_Exercise_
Print the records below word for word, but leave out the pictures.

_The data_

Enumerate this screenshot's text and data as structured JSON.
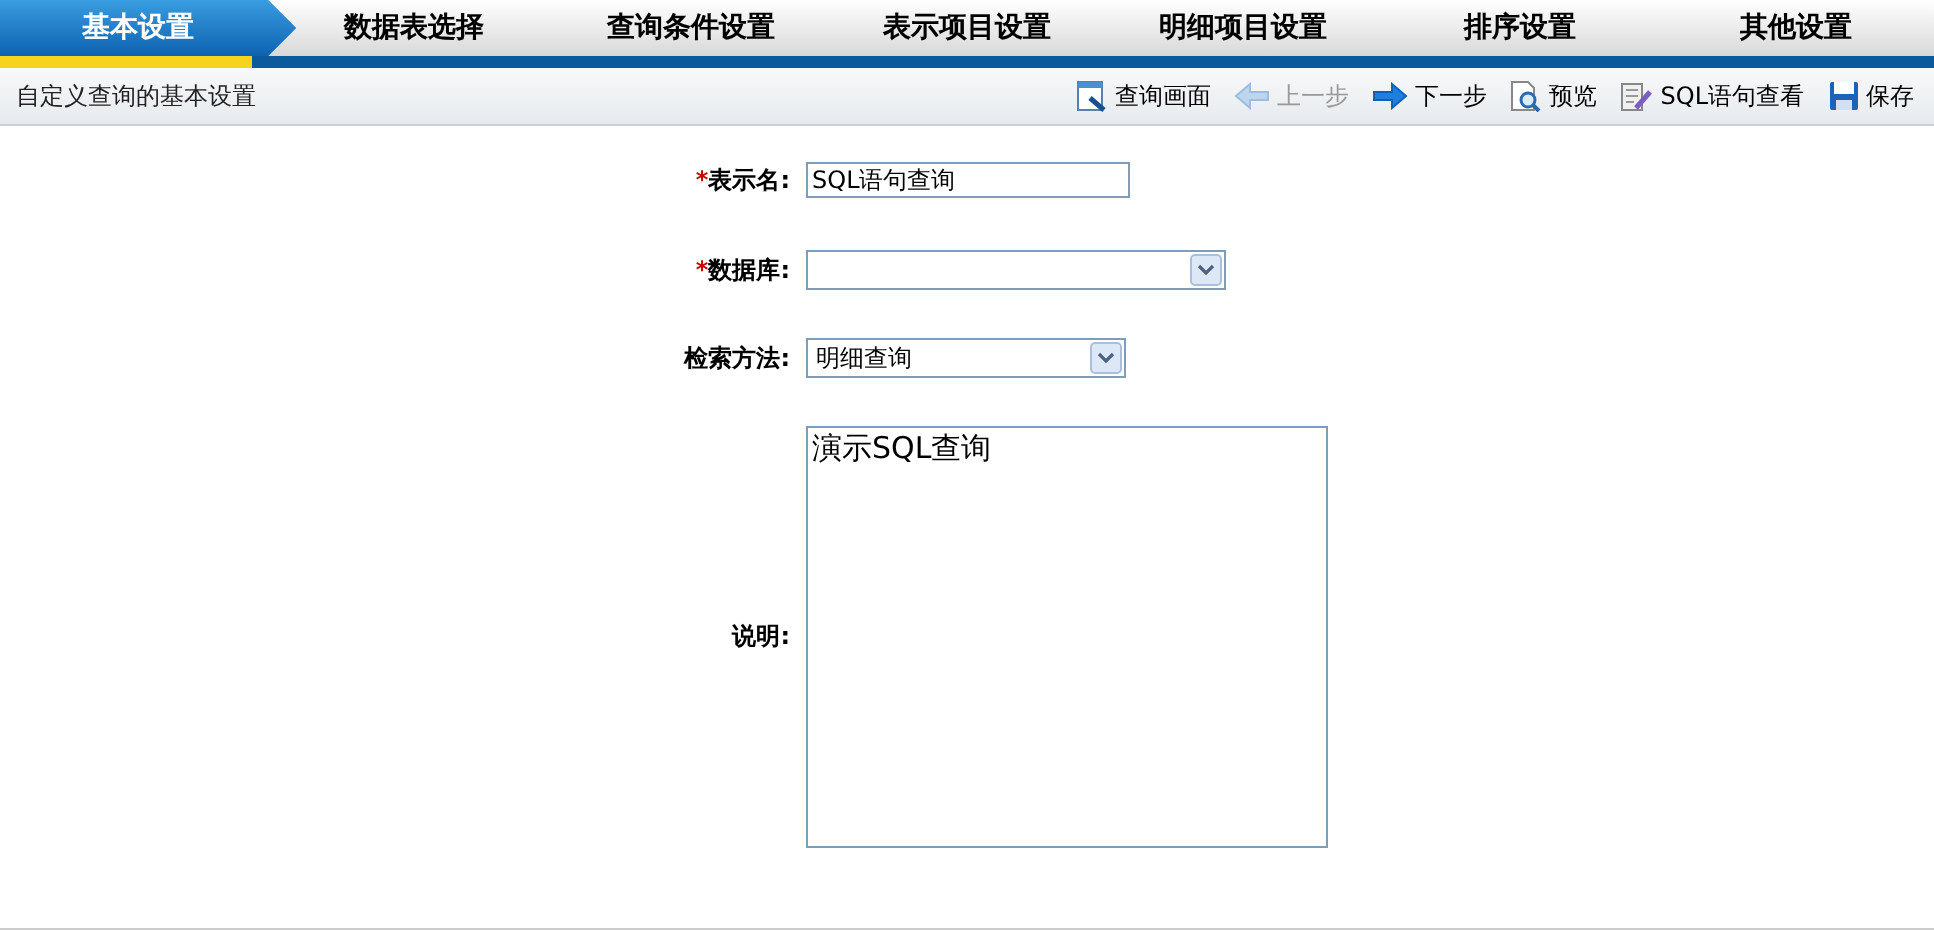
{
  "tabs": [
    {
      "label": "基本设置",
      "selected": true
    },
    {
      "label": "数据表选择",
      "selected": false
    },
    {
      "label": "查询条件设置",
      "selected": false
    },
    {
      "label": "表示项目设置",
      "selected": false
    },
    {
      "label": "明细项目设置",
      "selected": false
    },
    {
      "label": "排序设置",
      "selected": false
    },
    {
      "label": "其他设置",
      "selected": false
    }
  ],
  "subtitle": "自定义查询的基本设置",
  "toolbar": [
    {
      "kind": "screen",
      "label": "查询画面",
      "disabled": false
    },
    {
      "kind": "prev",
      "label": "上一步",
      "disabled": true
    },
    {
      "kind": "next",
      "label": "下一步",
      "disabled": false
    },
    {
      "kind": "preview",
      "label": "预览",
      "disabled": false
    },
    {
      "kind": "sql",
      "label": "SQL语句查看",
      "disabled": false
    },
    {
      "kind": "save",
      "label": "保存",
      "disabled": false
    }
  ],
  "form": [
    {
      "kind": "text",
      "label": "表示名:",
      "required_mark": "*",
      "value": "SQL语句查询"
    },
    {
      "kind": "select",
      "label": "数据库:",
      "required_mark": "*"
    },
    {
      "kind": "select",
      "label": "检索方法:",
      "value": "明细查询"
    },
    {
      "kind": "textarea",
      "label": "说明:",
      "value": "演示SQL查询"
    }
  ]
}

_Solution for this problem_
Enumerate this screenshot's text and data as structured JSON.
{
  "tabs": [
    {
      "label": "基本设置",
      "selected": true
    },
    {
      "label": "数据表选择",
      "selected": false
    },
    {
      "label": "查询条件设置",
      "selected": false
    },
    {
      "label": "表示项目设置",
      "selected": false
    },
    {
      "label": "明细项目设置",
      "selected": false
    },
    {
      "label": "排序设置",
      "selected": false
    },
    {
      "label": "其他设置",
      "selected": false
    }
  ],
  "subtitle": "自定义查询的基本设置",
  "toolbar": [
    {
      "kind": "screen",
      "label": "查询画面",
      "disabled": false
    },
    {
      "kind": "prev",
      "label": "上一步",
      "disabled": true
    },
    {
      "kind": "next",
      "label": "下一步",
      "disabled": false
    },
    {
      "kind": "preview",
      "label": "预览",
      "disabled": false
    },
    {
      "kind": "sql",
      "label": "SQL语句查看",
      "disabled": false
    },
    {
      "kind": "save",
      "label": "保存",
      "disabled": false
    }
  ],
  "form": [
    {
      "kind": "text",
      "label": "表示名:",
      "required_mark": "*",
      "value": "SQL语句查询"
    },
    {
      "kind": "select",
      "label": "数据库:",
      "required_mark": "*"
    },
    {
      "kind": "select",
      "label": "检索方法:",
      "value": "明细查询"
    },
    {
      "kind": "textarea",
      "label": "说明:",
      "value": "演示SQL查询"
    }
  ]
}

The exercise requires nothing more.